● **RECORDS FOR THE TASK**:

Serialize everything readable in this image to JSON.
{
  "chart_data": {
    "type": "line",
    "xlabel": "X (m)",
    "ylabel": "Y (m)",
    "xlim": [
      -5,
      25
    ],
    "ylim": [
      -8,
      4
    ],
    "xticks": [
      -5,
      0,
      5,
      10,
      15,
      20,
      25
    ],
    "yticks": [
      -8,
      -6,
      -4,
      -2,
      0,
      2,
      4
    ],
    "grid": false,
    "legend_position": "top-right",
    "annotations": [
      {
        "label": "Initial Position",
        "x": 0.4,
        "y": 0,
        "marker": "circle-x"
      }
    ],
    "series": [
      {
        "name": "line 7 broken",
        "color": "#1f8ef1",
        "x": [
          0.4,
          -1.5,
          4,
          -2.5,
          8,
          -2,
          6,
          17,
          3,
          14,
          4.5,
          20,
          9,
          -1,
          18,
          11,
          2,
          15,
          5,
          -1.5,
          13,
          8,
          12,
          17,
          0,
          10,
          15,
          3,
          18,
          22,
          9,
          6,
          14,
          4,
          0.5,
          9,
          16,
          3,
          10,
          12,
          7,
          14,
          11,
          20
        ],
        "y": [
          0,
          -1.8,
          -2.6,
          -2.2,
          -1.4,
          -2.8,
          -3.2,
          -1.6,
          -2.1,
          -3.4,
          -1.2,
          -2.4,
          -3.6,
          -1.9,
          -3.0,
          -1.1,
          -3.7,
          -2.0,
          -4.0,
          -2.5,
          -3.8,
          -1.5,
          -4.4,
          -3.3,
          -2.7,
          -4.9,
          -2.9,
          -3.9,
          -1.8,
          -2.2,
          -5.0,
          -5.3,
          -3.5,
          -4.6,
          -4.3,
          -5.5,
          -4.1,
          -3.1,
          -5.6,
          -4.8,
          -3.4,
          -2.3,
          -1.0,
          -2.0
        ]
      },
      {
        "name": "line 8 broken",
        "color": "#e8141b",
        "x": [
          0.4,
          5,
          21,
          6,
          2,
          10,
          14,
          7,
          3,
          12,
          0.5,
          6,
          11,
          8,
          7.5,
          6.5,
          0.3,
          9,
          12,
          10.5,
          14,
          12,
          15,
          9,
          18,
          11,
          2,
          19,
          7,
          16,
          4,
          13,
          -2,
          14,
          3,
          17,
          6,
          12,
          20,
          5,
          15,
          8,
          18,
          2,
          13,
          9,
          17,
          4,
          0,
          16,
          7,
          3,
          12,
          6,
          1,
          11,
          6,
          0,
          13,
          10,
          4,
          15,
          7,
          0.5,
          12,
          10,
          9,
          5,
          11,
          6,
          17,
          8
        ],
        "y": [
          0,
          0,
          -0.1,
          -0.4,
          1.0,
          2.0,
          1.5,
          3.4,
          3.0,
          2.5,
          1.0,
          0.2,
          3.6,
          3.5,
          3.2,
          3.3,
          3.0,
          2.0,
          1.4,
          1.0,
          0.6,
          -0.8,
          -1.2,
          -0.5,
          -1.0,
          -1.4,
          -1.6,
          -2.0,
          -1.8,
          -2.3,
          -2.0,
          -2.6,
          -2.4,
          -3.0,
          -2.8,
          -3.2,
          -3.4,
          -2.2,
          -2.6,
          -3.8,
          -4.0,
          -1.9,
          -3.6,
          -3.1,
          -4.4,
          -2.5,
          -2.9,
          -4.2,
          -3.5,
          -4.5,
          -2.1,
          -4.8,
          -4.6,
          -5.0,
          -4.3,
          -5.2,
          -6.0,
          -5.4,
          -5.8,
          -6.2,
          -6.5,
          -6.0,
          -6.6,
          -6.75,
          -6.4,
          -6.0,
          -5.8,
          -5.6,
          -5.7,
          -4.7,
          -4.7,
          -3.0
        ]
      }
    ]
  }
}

● **WHAT TO DO**: Please output every record, keeping each line exact.

● **WRITTEN RESPONSE**:
Serialize everything readable in this image to JSON.
{
  "chart_data": {
    "type": "line",
    "xlabel": "X (m)",
    "ylabel": "Y (m)",
    "xlim": [
      -5,
      25
    ],
    "ylim": [
      -8,
      4
    ],
    "xticks": [
      -5,
      0,
      5,
      10,
      15,
      20,
      25
    ],
    "yticks": [
      -8,
      -6,
      -4,
      -2,
      0,
      2,
      4
    ],
    "grid": false,
    "legend_position": "top-right",
    "annotations": [
      {
        "label": "Initial Position",
        "x": 0.4,
        "y": 0,
        "marker": "circle-x"
      }
    ],
    "series": [
      {
        "name": "line 7 broken",
        "color": "#1f8ef1",
        "x": [
          0.4,
          -1.5,
          4,
          -2.5,
          8,
          -2,
          6,
          17,
          3,
          14,
          4.5,
          20,
          9,
          -1,
          18,
          11,
          2,
          15,
          5,
          -1.5,
          13,
          8,
          12,
          17,
          0,
          10,
          15,
          3,
          18,
          22,
          9,
          6,
          14,
          4,
          0.5,
          9,
          16,
          3,
          10,
          12,
          7,
          14,
          11,
          20
        ],
        "y": [
          0,
          -1.8,
          -2.6,
          -2.2,
          -1.4,
          -2.8,
          -3.2,
          -1.6,
          -2.1,
          -3.4,
          -1.2,
          -2.4,
          -3.6,
          -1.9,
          -3.0,
          -1.1,
          -3.7,
          -2.0,
          -4.0,
          -2.5,
          -3.8,
          -1.5,
          -4.4,
          -3.3,
          -2.7,
          -4.9,
          -2.9,
          -3.9,
          -1.8,
          -2.2,
          -5.0,
          -5.3,
          -3.5,
          -4.6,
          -4.3,
          -5.5,
          -4.1,
          -3.1,
          -5.6,
          -4.8,
          -3.4,
          -2.3,
          -1.0,
          -2.0
        ]
      },
      {
        "name": "line 8 broken",
        "color": "#e8141b",
        "x": [
          0.4,
          5,
          21,
          6,
          2,
          10,
          14,
          7,
          3,
          12,
          0.5,
          6,
          11,
          8,
          7.5,
          6.5,
          0.3,
          9,
          12,
          10.5,
          14,
          12,
          15,
          9,
          18,
          11,
          2,
          19,
          7,
          16,
          4,
          13,
          -2,
          14,
          3,
          17,
          6,
          12,
          20,
          5,
          15,
          8,
          18,
          2,
          13,
          9,
          17,
          4,
          0,
          16,
          7,
          3,
          12,
          6,
          1,
          11,
          6,
          0,
          13,
          10,
          4,
          15,
          7,
          0.5,
          12,
          10,
          9,
          5,
          11,
          6,
          17,
          8
        ],
        "y": [
          0,
          0,
          -0.1,
          -0.4,
          1.0,
          2.0,
          1.5,
          3.4,
          3.0,
          2.5,
          1.0,
          0.2,
          3.6,
          3.5,
          3.2,
          3.3,
          3.0,
          2.0,
          1.4,
          1.0,
          0.6,
          -0.8,
          -1.2,
          -0.5,
          -1.0,
          -1.4,
          -1.6,
          -2.0,
          -1.8,
          -2.3,
          -2.0,
          -2.6,
          -2.4,
          -3.0,
          -2.8,
          -3.2,
          -3.4,
          -2.2,
          -2.6,
          -3.8,
          -4.0,
          -1.9,
          -3.6,
          -3.1,
          -4.4,
          -2.5,
          -2.9,
          -4.2,
          -3.5,
          -4.5,
          -2.1,
          -4.8,
          -4.6,
          -5.0,
          -4.3,
          -5.2,
          -6.0,
          -5.4,
          -5.8,
          -6.2,
          -6.5,
          -6.0,
          -6.6,
          -6.75,
          -6.4,
          -6.0,
          -5.8,
          -5.6,
          -5.7,
          -4.7,
          -4.7,
          -3.0
        ]
      }
    ]
  }
}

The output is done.